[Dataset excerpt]
-- BEGIN --
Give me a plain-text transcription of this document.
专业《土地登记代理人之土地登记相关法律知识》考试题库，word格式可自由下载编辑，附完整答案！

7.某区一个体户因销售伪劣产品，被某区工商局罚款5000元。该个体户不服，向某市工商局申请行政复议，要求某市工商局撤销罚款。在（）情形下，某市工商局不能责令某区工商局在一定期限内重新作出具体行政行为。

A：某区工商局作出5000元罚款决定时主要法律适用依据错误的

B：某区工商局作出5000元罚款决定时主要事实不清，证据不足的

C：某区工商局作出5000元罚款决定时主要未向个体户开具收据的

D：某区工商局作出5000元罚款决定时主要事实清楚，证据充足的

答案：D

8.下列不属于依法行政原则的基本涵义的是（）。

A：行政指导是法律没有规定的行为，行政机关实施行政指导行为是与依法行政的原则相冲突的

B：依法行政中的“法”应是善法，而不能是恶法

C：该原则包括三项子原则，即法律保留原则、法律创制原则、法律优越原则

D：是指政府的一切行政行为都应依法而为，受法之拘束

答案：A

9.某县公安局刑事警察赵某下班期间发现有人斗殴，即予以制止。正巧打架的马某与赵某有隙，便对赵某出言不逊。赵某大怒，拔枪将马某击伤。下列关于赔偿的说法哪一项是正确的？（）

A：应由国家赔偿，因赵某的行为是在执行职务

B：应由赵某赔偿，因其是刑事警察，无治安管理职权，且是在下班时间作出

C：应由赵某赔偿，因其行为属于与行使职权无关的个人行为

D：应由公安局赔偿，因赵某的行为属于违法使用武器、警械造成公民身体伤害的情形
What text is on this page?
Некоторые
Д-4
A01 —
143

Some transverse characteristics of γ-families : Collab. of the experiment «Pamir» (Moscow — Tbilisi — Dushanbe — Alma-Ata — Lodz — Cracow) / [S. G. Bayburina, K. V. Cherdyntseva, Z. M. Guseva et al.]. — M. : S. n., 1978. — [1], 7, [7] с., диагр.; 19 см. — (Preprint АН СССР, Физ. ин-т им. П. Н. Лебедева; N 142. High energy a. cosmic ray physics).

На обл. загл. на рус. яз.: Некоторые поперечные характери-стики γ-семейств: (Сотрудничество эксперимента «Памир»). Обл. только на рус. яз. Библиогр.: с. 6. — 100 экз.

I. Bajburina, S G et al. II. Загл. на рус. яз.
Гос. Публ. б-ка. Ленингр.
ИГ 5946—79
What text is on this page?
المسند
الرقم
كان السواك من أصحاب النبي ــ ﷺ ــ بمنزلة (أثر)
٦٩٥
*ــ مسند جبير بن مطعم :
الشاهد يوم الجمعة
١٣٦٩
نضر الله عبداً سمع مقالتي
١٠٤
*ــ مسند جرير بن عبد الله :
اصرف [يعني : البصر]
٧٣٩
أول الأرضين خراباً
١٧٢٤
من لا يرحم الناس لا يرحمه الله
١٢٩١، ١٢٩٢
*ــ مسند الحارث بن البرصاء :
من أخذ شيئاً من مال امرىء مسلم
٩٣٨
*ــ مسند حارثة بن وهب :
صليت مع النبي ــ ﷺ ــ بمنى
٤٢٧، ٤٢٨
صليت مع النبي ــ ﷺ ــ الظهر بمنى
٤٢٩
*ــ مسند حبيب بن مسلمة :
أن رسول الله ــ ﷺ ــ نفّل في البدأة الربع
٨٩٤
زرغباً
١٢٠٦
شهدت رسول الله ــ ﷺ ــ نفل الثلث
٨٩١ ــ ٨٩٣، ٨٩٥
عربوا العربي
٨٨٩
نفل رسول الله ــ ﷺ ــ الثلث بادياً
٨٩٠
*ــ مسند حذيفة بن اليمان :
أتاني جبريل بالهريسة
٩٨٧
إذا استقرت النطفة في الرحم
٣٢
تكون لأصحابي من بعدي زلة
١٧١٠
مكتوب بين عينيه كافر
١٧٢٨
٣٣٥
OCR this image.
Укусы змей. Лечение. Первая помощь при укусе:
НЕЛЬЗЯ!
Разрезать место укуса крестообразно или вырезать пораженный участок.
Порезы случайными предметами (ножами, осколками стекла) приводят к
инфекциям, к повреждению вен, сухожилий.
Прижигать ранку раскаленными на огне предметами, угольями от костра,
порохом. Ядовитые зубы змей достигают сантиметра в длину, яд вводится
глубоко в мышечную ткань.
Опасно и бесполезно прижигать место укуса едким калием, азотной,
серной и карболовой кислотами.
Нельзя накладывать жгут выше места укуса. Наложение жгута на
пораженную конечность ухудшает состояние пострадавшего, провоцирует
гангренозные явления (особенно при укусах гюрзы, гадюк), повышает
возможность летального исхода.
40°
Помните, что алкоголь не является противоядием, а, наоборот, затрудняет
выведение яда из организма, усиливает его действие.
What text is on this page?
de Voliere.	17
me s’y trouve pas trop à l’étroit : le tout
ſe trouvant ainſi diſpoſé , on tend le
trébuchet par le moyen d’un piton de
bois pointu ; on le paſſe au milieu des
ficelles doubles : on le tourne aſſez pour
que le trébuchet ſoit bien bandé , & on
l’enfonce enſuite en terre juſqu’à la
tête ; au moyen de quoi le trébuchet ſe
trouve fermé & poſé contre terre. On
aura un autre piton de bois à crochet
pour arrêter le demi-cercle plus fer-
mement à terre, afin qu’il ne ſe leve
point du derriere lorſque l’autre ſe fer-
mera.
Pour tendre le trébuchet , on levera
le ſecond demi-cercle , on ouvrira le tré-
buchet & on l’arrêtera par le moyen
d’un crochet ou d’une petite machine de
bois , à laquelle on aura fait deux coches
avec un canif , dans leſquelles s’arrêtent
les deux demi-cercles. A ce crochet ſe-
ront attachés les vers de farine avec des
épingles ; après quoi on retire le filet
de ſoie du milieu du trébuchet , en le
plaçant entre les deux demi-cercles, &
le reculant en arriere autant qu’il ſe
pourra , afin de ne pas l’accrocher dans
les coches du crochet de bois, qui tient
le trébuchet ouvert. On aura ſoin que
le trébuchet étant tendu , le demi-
-- END --
* [Instructions to follow] Restate the listing above word for word.

* [Complete output]
Give me a plain-text transcription of this document.
专业《土地登记代理人之土地登记相关法律知识》考试题库，word格式可自由下载编辑，附完整答案！

7.某区一个体户因销售伪劣产品，被某区工商局罚款5000元。该个体户不服，向某市工商局申请行政复议，要求某市工商局撤销罚款。在（）情形下，某市工商局不能责令某区工商局在一定期限内重新作出具体行政行为。

A：某区工商局作出5000元罚款决定时主要法律适用依据错误的

B：某区工商局作出5000元罚款决定时主要事实不清，证据不足的

C：某区工商局作出5000元罚款决定时主要未向个体户开具收据的

D：某区工商局作出5000元罚款决定时主要事实清楚，证据充足的

答案：D

8.下列不属于依法行政原则的基本涵义的是（）。

A：行政指导是法律没有规定的行为，行政机关实施行政指导行为是与依法行政的原则相冲突的

B：依法行政中的“法”应是善法，而不能是恶法

C：该原则包括三项子原则，即法律保留原则、法律创制原则、法律优越原则

D：是指政府的一切行政行为都应依法而为，受法之拘束

答案：A

9.某县公安局刑事警察赵某下班期间发现有人斗殴，即予以制止。正巧打架的马某与赵某有隙，便对赵某出言不逊。赵某大怒，拔枪将马某击伤。下列关于赔偿的说法哪一项是正确的？（）

A：应由国家赔偿，因赵某的行为是在执行职务

B：应由赵某赔偿，因其是刑事警察，无治安管理职权，且是在下班时间作出

C：应由赵某赔偿，因其行为属于与行使职权无关的个人行为

D：应由公安局赔偿，因赵某的行为属于违法使用武器、警械造成公民身体伤害的情形
What text is on this page?
Некоторые
Д-4
A01 —
143

Some transverse characteristics of γ-families : Collab. of the experiment «Pamir» (Moscow — Tbilisi — Dushanbe — Alma-Ata — Lodz — Cracow) / [S. G. Bayburina, K. V. Cherdyntseva, Z. M. Guseva et al.]. — M. : S. n., 1978. — [1], 7, [7] с., диагр.; 19 см. — (Preprint АН СССР, Физ. ин-т им. П. Н. Лебедева; N 142. High energy a. cosmic ray physics).

На обл. загл. на рус. яз.: Некоторые поперечные характери-стики γ-семейств: (Сотрудничество эксперимента «Памир»). Обл. только на рус. яз. Библиогр.: с. 6. — 100 экз.

I. Bajburina, S G et al. II. Загл. на рус. яз.
Гос. Публ. б-ка. Ленингр.
ИГ 5946—79
What text is on this page?
المسند
الرقم
كان السواك من أصحاب النبي ــ ﷺ ــ بمنزلة (أثر)
٦٩٥
*ــ مسند جبير بن مطعم :
الشاهد يوم الجمعة
١٣٦٩
نضر الله عبداً سمع مقالتي
١٠٤
*ــ مسند جرير بن عبد الله :
اصرف [يعني : البصر]
٧٣٩
أول الأرضين خراباً
١٧٢٤
من لا يرحم الناس لا يرحمه الله
١٢٩١، ١٢٩٢
*ــ مسند الحارث بن البرصاء :
من أخذ شيئاً من مال امرىء مسلم
٩٣٨
*ــ مسند حارثة بن وهب :
صليت مع النبي ــ ﷺ ــ بمنى
٤٢٧، ٤٢٨
صليت مع النبي ــ ﷺ ــ الظهر بمنى
٤٢٩
*ــ مسند حبيب بن مسلمة :
أن رسول الله ــ ﷺ ــ نفّل في البدأة الربع
٨٩٤
زرغباً
١٢٠٦
شهدت رسول الله ــ ﷺ ــ نفل الثلث
٨٩١ ــ ٨٩٣، ٨٩٥
عربوا العربي
٨٨٩
نفل رسول الله ــ ﷺ ــ الثلث بادياً
٨٩٠
*ــ مسند حذيفة بن اليمان :
أتاني جبريل بالهريسة
٩٨٧
إذا استقرت النطفة في الرحم
٣٢
تكون لأصحابي من بعدي زلة
١٧١٠
مكتوب بين عينيه كافر
١٧٢٨
٣٣٥
OCR this image.
Укусы змей. Лечение. Первая помощь при укусе:
НЕЛЬЗЯ!
Разрезать место укуса крестообразно или вырезать пораженный участок.
Порезы случайными предметами (ножами, осколками стекла) приводят к
инфекциям, к повреждению вен, сухожилий.
Прижигать ранку раскаленными на огне предметами, угольями от костра,
порохом. Ядовитые зубы змей достигают сантиметра в длину, яд вводится
глубоко в мышечную ткань.
Опасно и бесполезно прижигать место укуса едким калием, азотной,
серной и карболовой кислотами.
Нельзя накладывать жгут выше места укуса. Наложение жгута на
пораженную конечность ухудшает состояние пострадавшего, провоцирует
гангренозные явления (особенно при укусах гюрзы, гадюк), повышает
возможность летального исхода.
40°
Помните, что алкоголь не является противоядием, а, наоборот, затрудняет
выведение яда из организма, усиливает его действие.
What text is on this page?
de Voliere.	17
me s’y trouve pas trop à l’étroit : le tout
ſe trouvant ainſi diſpoſé , on tend le
trébuchet par le moyen d’un piton de
bois pointu ; on le paſſe au milieu des
ficelles doubles : on le tourne aſſez pour
que le trébuchet ſoit bien bandé , & on
l’enfonce enſuite en terre juſqu’à la
tête ; au moyen de quoi le trébuchet ſe
trouve fermé & poſé contre terre. On
aura un autre piton de bois à crochet
pour arrêter le demi-cercle plus fer-
mement à terre, afin qu’il ne ſe leve
point du derriere lorſque l’autre ſe fer-
mera.
Pour tendre le trébuchet , on levera
le ſecond demi-cercle , on ouvrira le tré-
buchet & on l’arrêtera par le moyen
d’un crochet ou d’une petite machine de
bois , à laquelle on aura fait deux coches
avec un canif , dans leſquelles s’arrêtent
les deux demi-cercles. A ce crochet ſe-
ront attachés les vers de farine avec des
épingles ; après quoi on retire le filet
de ſoie du milieu du trébuchet , en le
plaçant entre les deux demi-cercles, &
le reculant en arriere autant qu’il ſe
pourra , afin de ne pas l’accrocher dans
les coches du crochet de bois, qui tient
le trébuchet ouvert. On aura ſoin que
le trébuchet étant tendu , le demi-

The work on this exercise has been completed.